Goal
Your task is to output all the records below, word for word.
start Provided records
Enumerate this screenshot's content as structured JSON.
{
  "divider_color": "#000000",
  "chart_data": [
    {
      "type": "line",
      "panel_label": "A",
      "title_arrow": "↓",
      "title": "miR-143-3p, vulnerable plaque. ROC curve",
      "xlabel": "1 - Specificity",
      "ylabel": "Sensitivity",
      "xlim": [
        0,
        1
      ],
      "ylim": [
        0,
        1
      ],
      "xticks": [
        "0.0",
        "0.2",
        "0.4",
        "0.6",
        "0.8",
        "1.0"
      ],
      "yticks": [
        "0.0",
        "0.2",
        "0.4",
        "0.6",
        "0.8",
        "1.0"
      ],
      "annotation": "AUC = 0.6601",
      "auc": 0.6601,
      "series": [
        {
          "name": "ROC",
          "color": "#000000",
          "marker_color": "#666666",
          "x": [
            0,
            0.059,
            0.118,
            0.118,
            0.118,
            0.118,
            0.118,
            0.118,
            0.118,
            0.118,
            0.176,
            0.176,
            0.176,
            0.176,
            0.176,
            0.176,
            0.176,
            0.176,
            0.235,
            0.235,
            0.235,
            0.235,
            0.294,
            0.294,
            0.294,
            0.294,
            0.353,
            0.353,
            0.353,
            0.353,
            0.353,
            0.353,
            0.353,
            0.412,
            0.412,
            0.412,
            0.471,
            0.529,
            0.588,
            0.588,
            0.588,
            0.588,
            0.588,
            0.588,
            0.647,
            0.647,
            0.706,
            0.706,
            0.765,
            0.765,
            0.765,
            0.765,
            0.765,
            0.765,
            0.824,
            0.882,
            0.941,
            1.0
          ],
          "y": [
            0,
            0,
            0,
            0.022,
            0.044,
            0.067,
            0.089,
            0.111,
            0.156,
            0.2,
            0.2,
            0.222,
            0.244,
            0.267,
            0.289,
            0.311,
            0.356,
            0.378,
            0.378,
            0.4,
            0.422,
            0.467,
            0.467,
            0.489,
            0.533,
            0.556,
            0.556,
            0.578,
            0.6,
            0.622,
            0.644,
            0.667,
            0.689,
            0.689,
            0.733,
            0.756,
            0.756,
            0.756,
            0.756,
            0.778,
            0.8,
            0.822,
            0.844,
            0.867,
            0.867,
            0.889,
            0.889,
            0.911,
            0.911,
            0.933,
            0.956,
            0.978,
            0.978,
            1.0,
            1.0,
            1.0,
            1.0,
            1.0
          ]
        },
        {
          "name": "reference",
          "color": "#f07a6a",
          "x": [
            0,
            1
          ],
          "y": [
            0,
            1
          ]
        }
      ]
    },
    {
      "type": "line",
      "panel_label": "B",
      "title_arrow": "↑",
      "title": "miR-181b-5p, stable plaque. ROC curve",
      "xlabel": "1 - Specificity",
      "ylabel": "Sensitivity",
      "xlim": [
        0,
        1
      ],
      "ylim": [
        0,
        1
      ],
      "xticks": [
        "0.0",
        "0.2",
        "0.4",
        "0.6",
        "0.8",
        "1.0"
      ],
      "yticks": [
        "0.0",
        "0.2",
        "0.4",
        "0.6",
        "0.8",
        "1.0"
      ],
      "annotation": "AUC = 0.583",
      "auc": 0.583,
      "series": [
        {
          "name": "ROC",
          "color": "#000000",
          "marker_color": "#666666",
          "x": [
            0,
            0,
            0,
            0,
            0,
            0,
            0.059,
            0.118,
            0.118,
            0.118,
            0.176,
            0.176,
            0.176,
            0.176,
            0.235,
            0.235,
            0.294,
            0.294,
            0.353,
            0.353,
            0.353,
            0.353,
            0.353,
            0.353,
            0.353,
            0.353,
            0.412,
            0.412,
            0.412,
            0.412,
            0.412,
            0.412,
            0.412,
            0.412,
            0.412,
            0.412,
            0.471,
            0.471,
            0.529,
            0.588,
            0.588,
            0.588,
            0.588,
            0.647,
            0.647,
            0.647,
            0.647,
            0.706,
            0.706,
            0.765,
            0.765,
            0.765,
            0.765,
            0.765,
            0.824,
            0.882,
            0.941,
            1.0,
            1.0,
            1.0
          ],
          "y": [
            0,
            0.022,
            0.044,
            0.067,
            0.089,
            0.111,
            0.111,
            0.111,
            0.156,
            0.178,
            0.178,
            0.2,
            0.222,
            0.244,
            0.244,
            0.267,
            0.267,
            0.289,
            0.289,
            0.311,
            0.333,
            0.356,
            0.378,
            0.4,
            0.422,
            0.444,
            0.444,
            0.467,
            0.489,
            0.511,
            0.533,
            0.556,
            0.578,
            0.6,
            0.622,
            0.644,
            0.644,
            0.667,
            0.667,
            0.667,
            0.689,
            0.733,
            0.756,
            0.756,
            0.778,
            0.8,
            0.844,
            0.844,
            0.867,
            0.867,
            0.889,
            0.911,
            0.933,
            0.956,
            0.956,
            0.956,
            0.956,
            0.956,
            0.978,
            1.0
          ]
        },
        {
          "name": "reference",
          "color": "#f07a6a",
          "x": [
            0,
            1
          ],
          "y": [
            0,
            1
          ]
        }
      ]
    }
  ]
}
end Provided records
Complete response
Enumerate this screenshot's content as structured JSON.
{
  "divider_color": "#000000",
  "chart_data": [
    {
      "type": "line",
      "panel_label": "A",
      "title_arrow": "↓",
      "title": "miR-143-3p, vulnerable plaque. ROC curve",
      "xlabel": "1 - Specificity",
      "ylabel": "Sensitivity",
      "xlim": [
        0,
        1
      ],
      "ylim": [
        0,
        1
      ],
      "xticks": [
        "0.0",
        "0.2",
        "0.4",
        "0.6",
        "0.8",
        "1.0"
      ],
      "yticks": [
        "0.0",
        "0.2",
        "0.4",
        "0.6",
        "0.8",
        "1.0"
      ],
      "annotation": "AUC = 0.6601",
      "auc": 0.6601,
      "series": [
        {
          "name": "ROC",
          "color": "#000000",
          "marker_color": "#666666",
          "x": [
            0,
            0.059,
            0.118,
            0.118,
            0.118,
            0.118,
            0.118,
            0.118,
            0.118,
            0.118,
            0.176,
            0.176,
            0.176,
            0.176,
            0.176,
            0.176,
            0.176,
            0.176,
            0.235,
            0.235,
            0.235,
            0.235,
            0.294,
            0.294,
            0.294,
            0.294,
            0.353,
            0.353,
            0.353,
            0.353,
            0.353,
            0.353,
            0.353,
            0.412,
            0.412,
            0.412,
            0.471,
            0.529,
            0.588,
            0.588,
            0.588,
            0.588,
            0.588,
            0.588,
            0.647,
            0.647,
            0.706,
            0.706,
            0.765,
            0.765,
            0.765,
            0.765,
            0.765,
            0.765,
            0.824,
            0.882,
            0.941,
            1.0
          ],
          "y": [
            0,
            0,
            0,
            0.022,
            0.044,
            0.067,
            0.089,
            0.111,
            0.156,
            0.2,
            0.2,
            0.222,
            0.244,
            0.267,
            0.289,
            0.311,
            0.356,
            0.378,
            0.378,
            0.4,
            0.422,
            0.467,
            0.467,
            0.489,
            0.533,
            0.556,
            0.556,
            0.578,
            0.6,
            0.622,
            0.644,
            0.667,
            0.689,
            0.689,
            0.733,
            0.756,
            0.756,
            0.756,
            0.756,
            0.778,
            0.8,
            0.822,
            0.844,
            0.867,
            0.867,
            0.889,
            0.889,
            0.911,
            0.911,
            0.933,
            0.956,
            0.978,
            0.978,
            1.0,
            1.0,
            1.0,
            1.0,
            1.0
          ]
        },
        {
          "name": "reference",
          "color": "#f07a6a",
          "x": [
            0,
            1
          ],
          "y": [
            0,
            1
          ]
        }
      ]
    },
    {
      "type": "line",
      "panel_label": "B",
      "title_arrow": "↑",
      "title": "miR-181b-5p, stable plaque. ROC curve",
      "xlabel": "1 - Specificity",
      "ylabel": "Sensitivity",
      "xlim": [
        0,
        1
      ],
      "ylim": [
        0,
        1
      ],
      "xticks": [
        "0.0",
        "0.2",
        "0.4",
        "0.6",
        "0.8",
        "1.0"
      ],
      "yticks": [
        "0.0",
        "0.2",
        "0.4",
        "0.6",
        "0.8",
        "1.0"
      ],
      "annotation": "AUC = 0.583",
      "auc": 0.583,
      "series": [
        {
          "name": "ROC",
          "color": "#000000",
          "marker_color": "#666666",
          "x": [
            0,
            0,
            0,
            0,
            0,
            0,
            0.059,
            0.118,
            0.118,
            0.118,
            0.176,
            0.176,
            0.176,
            0.176,
            0.235,
            0.235,
            0.294,
            0.294,
            0.353,
            0.353,
            0.353,
            0.353,
            0.353,
            0.353,
            0.353,
            0.353,
            0.412,
            0.412,
            0.412,
            0.412,
            0.412,
            0.412,
            0.412,
            0.412,
            0.412,
            0.412,
            0.471,
            0.471,
            0.529,
            0.588,
            0.588,
            0.588,
            0.588,
            0.647,
            0.647,
            0.647,
            0.647,
            0.706,
            0.706,
            0.765,
            0.765,
            0.765,
            0.765,
            0.765,
            0.824,
            0.882,
            0.941,
            1.0,
            1.0,
            1.0
          ],
          "y": [
            0,
            0.022,
            0.044,
            0.067,
            0.089,
            0.111,
            0.111,
            0.111,
            0.156,
            0.178,
            0.178,
            0.2,
            0.222,
            0.244,
            0.244,
            0.267,
            0.267,
            0.289,
            0.289,
            0.311,
            0.333,
            0.356,
            0.378,
            0.4,
            0.422,
            0.444,
            0.444,
            0.467,
            0.489,
            0.511,
            0.533,
            0.556,
            0.578,
            0.6,
            0.622,
            0.644,
            0.644,
            0.667,
            0.667,
            0.667,
            0.689,
            0.733,
            0.756,
            0.756,
            0.778,
            0.8,
            0.844,
            0.844,
            0.867,
            0.867,
            0.889,
            0.911,
            0.933,
            0.956,
            0.956,
            0.956,
            0.956,
            0.956,
            0.978,
            1.0
          ]
        },
        {
          "name": "reference",
          "color": "#f07a6a",
          "x": [
            0,
            1
          ],
          "y": [
            0,
            1
          ]
        }
      ]
    }
  ]
}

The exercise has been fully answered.